Exercise tasks
**A.** According to the excerpt on mohair fleece and fibre measurements, what technology does the "ITF-INRA washing yield method" use?
**B.** Write out the passage of the mohair excerpt starting at "1-Objectives fleece and fibre measurements for mohair." and ending at "medullated fibre content.".

Excerpt to read
/---

Fleece and fibre measurements in angora goats and angora rabbits.

Dr Daniel Allain

INRA, Cr Toulouse, Station d’Amélioration Génétique des Animaux, BP27 31326 Castanet Tolosan, France

1-Objectives fleece and fibre measurements for mohair

2-Objectives fleece and fibre measurements for angora

1-Objectives fleece and fibre measurements for mohair.

The angora goat is primarily raised for textile fibre, known as mohair. Income from mohair is largely determined by the quantity and the quality of fibre produced by goats, that is, the weight of clean fibre, mean fibre diameter with fibre distribution and the rate of undesirable fibres (kemp and medullated fibres). Other fleece quality traits like staple length, style, character and lustre have a slight effect on the value of mohair.

Except for greasy fleece weight, that can be easily determine directly on the farm by the grower with a weighing machine, the other fibre characteristics which determined fibre quality need to be objectively measured in a laboratory. The main quality criteria are the clean fleece content, mean fibre diameter, fibre diameter distribution and kemp, and medullated fibre content.

1-1-Clean fleece content

The standard method used for wool and defined by the IWTO can be extended to mohair. It is the amount of wool or mohair base adjusted to a standard ash plus alcohol content of 2.27 % and brought finally to a regain (due to moisture content) of 17 %. The method required to determine the mohair base, that is the content of fibre free of all impurities (water, ash, grease or alcohol ether extract and vegetable matter), is achieved with the washing yield, determination of ash content, alcohol-extractable matter, and vegetable matter content. However, this method used for trade and industrial purpose is time consuming and expensive; Thus it cannot be used to determine clean fleece content of one animal. A derived methodology called "ITF-INRA washing yield method" has been developed in France. This method, using ultra sonic technology, is well correlated to IWTO standard method and accurate enough for determining clean fibre content of a fleece or a small fibre lot.

\---

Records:
/---

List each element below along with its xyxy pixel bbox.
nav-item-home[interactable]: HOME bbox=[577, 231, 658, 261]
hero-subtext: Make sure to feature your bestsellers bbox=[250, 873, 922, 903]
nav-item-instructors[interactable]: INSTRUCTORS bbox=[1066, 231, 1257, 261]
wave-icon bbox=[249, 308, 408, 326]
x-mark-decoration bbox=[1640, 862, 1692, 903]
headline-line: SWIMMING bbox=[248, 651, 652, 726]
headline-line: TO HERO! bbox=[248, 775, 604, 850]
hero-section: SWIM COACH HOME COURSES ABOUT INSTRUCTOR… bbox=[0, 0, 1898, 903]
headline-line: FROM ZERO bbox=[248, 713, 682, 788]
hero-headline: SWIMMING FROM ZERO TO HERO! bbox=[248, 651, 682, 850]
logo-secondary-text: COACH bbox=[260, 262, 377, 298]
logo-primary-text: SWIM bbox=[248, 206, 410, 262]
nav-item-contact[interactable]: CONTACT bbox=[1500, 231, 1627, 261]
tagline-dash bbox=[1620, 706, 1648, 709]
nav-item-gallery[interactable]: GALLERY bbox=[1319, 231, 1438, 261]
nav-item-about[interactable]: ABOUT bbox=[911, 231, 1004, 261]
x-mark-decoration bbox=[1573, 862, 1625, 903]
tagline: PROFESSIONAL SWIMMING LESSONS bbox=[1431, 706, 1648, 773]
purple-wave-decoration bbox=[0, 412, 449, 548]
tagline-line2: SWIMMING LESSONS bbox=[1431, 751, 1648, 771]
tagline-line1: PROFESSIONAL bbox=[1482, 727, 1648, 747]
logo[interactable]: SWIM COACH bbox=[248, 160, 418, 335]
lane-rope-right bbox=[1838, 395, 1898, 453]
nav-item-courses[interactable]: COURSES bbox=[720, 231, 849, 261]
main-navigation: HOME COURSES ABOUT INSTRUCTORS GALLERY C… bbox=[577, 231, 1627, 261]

\---

Task results
**A.** Ultrasonic technology.

**B.**
1-Objectives fleece and fibre measurements for mohair.

The angora goat is primarily raised for textile fibre, known as mohair. Income from mohair is largely determined by the quantity and the quality of fibre produced by goats, that is, the weight of clean fibre, mean fibre diameter with fibre distribution and the rate of undesirable fibres (kemp and medullated fibres). Other fleece quality traits like staple length, style, character and lustre have a slight effect on the value of mohair.

Except for greasy fleece weight, that can be easily determine directly on the farm by the grower with a weighing machine, the other fibre characteristics which determined fibre quality need to be objectively measured in a laboratory. The main quality criteria are the clean fleece content, mean fibre diameter, fibre diameter distribution and kemp, and medullated fibre content.